Figure dataset records:
>> start
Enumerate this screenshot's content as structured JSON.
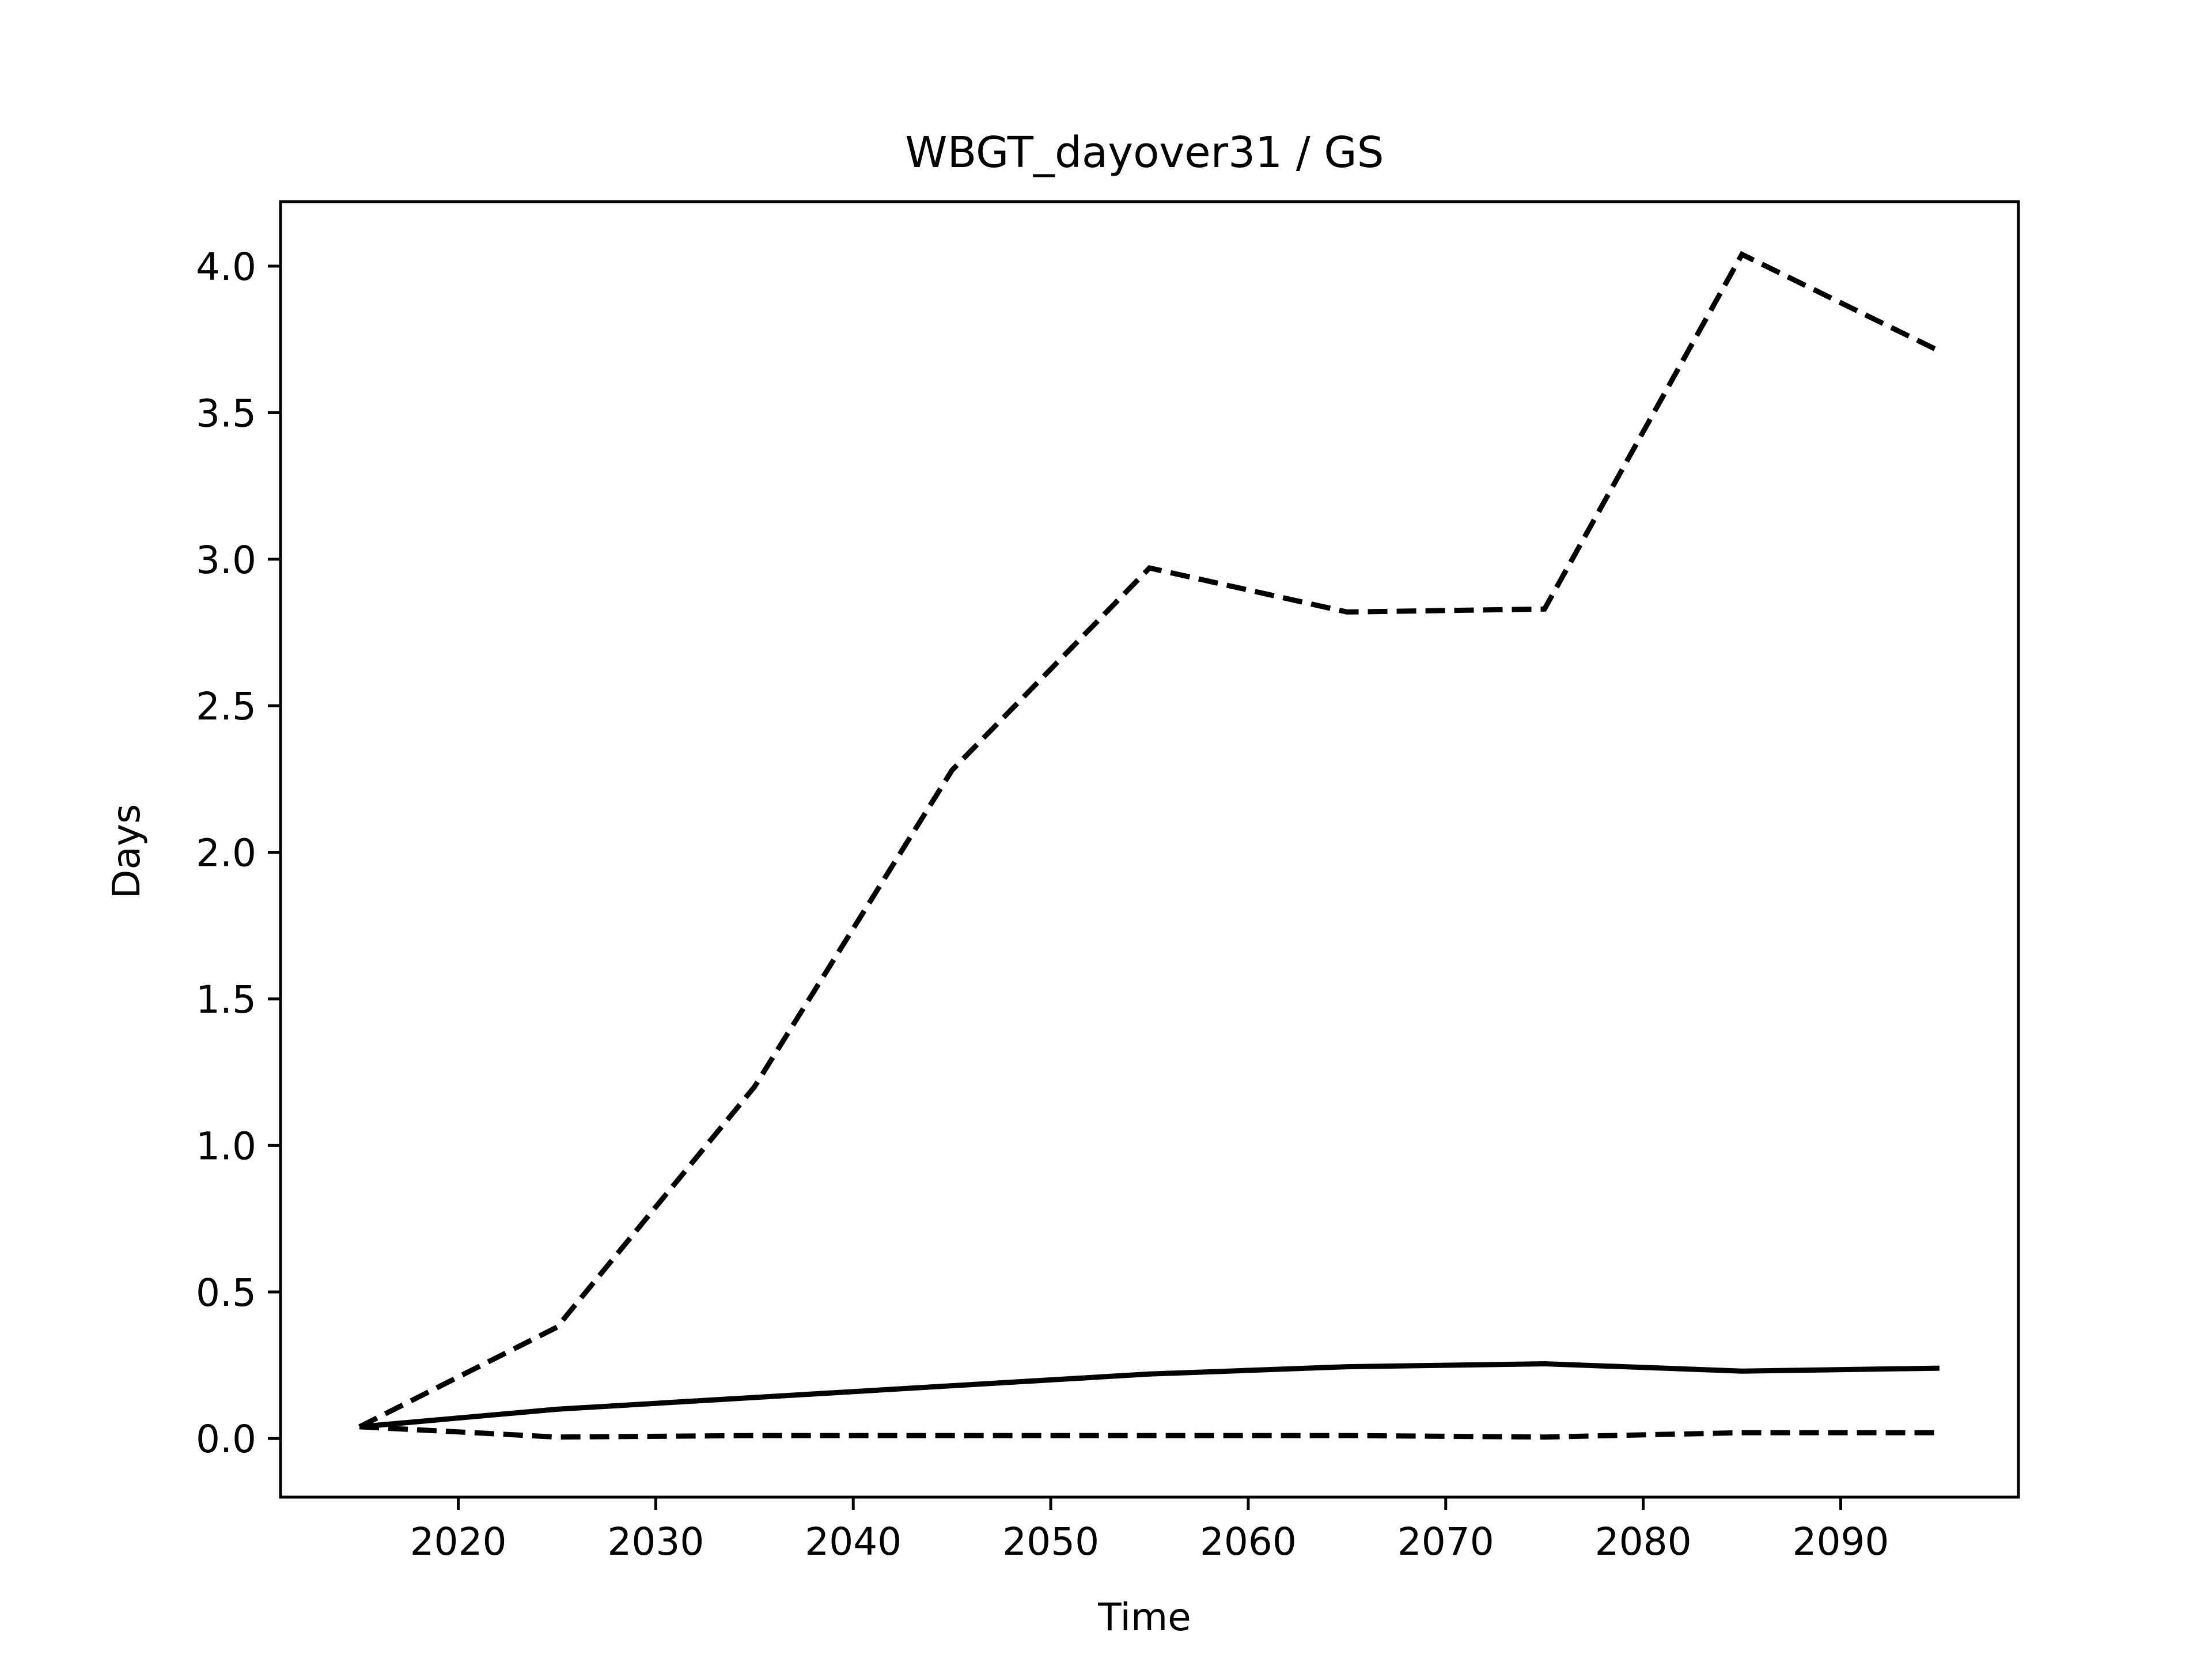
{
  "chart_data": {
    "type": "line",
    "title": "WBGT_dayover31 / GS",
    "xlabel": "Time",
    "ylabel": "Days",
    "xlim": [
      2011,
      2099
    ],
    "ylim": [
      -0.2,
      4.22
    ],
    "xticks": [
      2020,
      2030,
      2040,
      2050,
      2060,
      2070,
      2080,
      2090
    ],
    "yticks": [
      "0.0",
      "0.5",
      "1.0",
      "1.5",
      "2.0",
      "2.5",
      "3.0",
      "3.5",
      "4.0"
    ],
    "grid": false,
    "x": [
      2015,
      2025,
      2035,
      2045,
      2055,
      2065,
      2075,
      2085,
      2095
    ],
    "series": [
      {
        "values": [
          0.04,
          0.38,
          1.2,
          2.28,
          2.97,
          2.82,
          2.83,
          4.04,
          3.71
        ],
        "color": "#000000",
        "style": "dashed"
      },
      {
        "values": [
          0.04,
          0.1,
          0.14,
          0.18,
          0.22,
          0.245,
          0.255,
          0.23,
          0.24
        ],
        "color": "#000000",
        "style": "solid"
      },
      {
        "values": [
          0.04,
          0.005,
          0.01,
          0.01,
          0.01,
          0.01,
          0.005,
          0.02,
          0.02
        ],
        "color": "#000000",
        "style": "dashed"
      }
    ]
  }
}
>> end
>> start
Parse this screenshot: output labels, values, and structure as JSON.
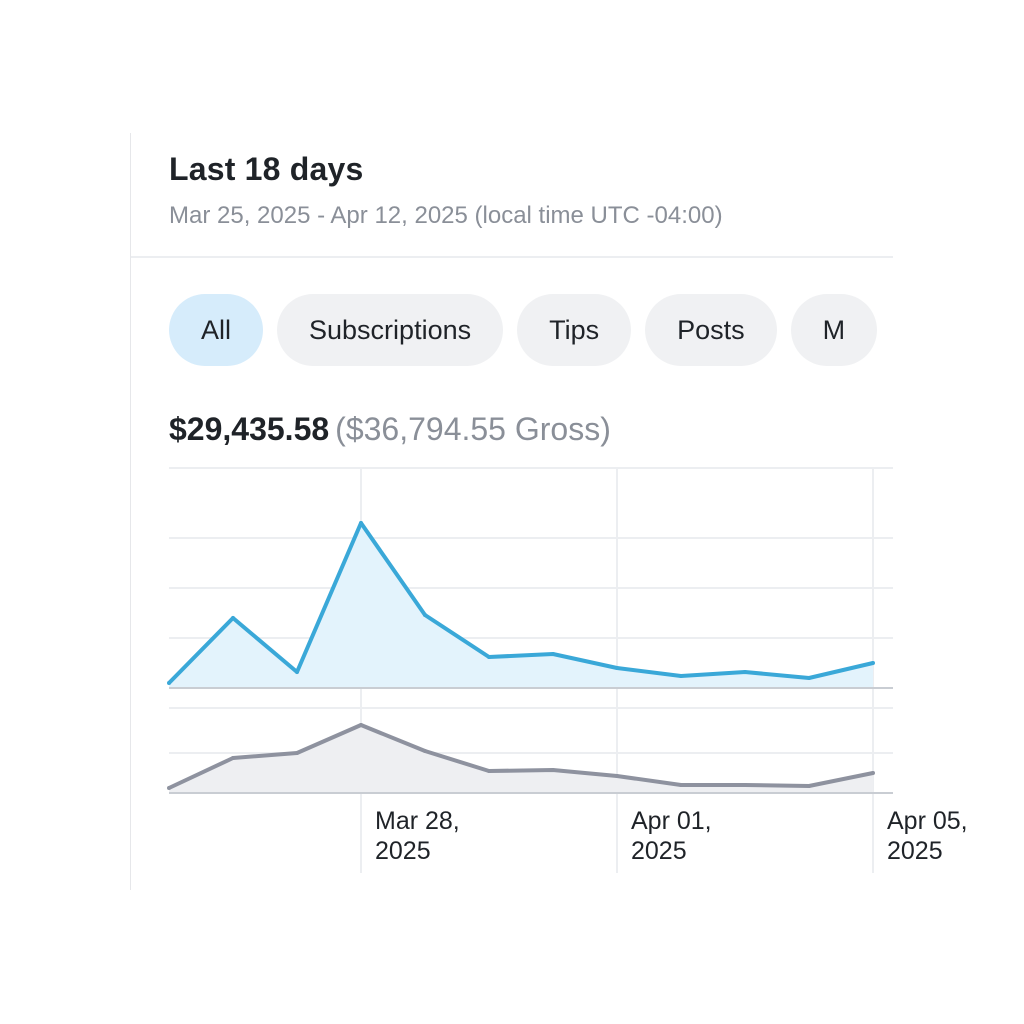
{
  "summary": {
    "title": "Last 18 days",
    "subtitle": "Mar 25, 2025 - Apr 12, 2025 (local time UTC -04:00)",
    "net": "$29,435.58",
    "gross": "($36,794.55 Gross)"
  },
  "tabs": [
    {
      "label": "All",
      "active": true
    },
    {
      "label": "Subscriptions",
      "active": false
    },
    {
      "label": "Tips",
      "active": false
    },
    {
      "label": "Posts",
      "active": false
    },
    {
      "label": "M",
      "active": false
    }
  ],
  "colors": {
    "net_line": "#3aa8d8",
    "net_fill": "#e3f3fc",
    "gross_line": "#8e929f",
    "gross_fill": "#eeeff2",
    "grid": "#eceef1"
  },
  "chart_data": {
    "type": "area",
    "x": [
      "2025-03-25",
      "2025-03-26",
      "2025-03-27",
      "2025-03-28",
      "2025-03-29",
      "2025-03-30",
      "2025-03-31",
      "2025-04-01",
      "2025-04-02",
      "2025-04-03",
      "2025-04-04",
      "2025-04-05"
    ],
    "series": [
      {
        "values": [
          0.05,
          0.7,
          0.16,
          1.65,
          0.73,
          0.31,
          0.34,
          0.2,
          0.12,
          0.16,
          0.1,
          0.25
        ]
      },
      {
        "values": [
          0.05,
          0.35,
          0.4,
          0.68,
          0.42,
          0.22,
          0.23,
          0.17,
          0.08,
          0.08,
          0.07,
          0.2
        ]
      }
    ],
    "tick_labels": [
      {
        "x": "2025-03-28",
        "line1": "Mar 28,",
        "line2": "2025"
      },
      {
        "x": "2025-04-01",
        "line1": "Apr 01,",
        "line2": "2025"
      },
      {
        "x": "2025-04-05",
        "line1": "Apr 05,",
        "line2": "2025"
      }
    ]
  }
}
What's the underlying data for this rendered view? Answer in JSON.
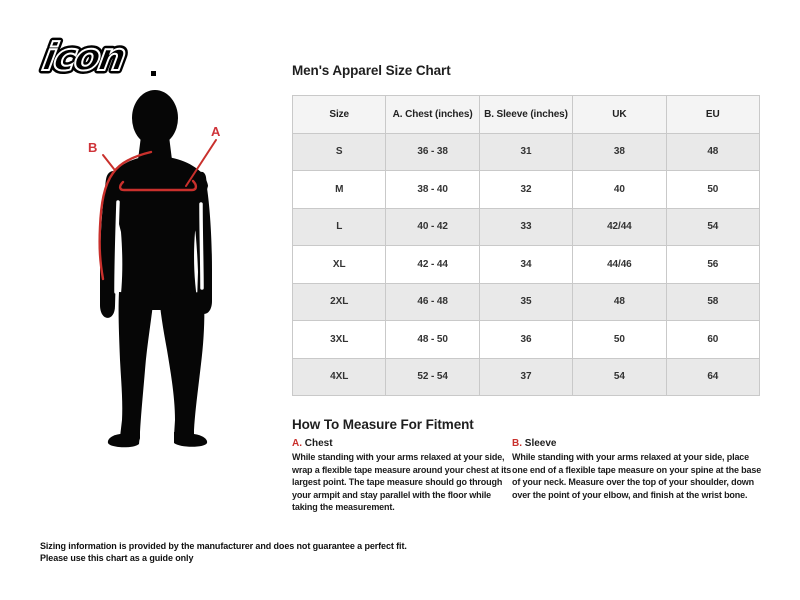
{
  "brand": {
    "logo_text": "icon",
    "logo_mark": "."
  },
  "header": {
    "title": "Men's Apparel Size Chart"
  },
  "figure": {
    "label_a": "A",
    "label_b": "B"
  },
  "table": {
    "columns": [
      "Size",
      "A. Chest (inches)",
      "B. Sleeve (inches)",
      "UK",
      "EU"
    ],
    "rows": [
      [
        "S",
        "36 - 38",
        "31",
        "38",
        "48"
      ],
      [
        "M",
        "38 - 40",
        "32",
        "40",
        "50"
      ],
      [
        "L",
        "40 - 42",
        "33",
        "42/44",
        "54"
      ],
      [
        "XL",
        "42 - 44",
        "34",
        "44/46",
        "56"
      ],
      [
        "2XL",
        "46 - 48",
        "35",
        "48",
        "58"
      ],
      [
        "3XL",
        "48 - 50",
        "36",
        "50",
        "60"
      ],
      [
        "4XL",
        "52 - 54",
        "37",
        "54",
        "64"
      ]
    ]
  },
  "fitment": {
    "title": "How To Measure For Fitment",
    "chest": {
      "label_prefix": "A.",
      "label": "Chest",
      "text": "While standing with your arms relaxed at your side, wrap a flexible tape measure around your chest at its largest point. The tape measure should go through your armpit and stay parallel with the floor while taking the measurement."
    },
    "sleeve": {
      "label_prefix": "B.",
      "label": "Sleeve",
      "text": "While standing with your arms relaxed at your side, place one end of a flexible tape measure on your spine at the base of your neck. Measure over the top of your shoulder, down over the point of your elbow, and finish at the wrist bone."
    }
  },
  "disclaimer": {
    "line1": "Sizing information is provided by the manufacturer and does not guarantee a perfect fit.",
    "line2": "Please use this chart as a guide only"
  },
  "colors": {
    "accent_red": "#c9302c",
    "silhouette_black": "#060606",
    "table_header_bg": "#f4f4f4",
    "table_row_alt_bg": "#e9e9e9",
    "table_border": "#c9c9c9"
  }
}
>> end
>> start
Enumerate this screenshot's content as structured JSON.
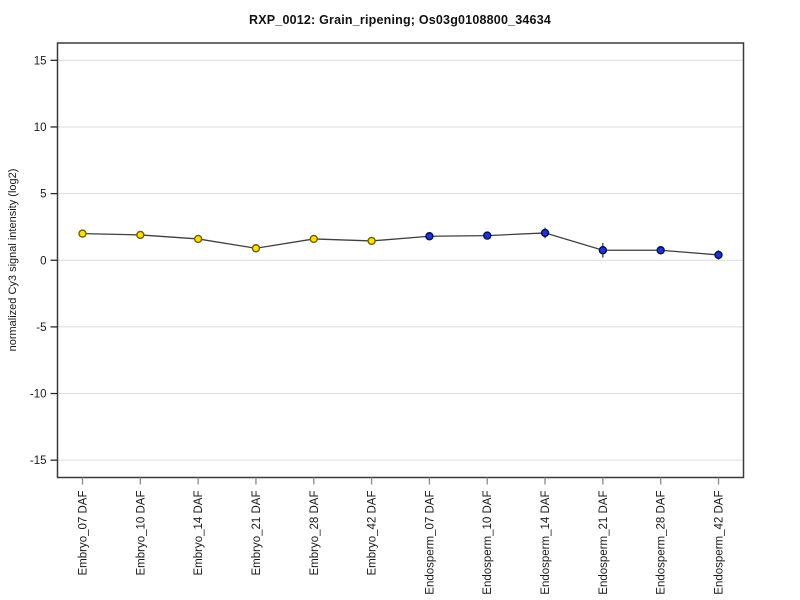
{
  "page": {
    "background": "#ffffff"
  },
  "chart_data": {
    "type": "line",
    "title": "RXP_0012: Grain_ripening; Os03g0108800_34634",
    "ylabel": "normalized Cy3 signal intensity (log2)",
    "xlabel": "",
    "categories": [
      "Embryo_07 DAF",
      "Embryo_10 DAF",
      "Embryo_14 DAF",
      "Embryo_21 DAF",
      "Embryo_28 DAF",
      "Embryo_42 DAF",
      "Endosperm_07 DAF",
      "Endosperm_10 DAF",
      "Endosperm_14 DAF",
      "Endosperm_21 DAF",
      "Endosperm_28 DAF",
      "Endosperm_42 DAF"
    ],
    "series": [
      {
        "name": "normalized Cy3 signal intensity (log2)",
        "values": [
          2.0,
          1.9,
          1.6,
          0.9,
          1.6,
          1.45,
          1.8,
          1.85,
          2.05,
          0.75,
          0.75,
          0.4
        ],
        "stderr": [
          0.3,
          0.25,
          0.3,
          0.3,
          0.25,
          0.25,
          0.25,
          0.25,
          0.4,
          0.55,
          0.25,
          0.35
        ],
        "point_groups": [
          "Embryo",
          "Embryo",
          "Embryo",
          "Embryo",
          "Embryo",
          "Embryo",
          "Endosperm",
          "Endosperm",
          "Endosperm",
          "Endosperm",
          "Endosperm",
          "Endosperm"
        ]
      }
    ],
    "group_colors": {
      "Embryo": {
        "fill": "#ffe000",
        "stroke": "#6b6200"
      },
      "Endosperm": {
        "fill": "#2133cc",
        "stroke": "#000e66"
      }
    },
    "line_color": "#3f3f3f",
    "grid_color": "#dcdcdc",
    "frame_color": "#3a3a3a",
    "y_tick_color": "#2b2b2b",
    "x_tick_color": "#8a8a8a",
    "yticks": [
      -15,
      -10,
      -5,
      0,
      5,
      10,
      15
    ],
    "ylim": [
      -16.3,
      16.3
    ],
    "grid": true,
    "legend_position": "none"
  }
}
>> end
STATED PROBLEM: Locate all lines in the listing above with the word "tape" and copy them.

RESULT FOR THIS TASK:
      "text": "While standing with your arms relaxed at your side, wrap a flexible tape measure around your chest at its largest point. The tape measure should go through your armpit and stay parallel with the floor while taking the measurement."
      "text": "While standing with your arms relaxed at your side, place one end of a flexible tape measure on your spine at the base of your neck. Measure over the top of your shoulder, down over the point of your elbow, and finish at the wrist bone."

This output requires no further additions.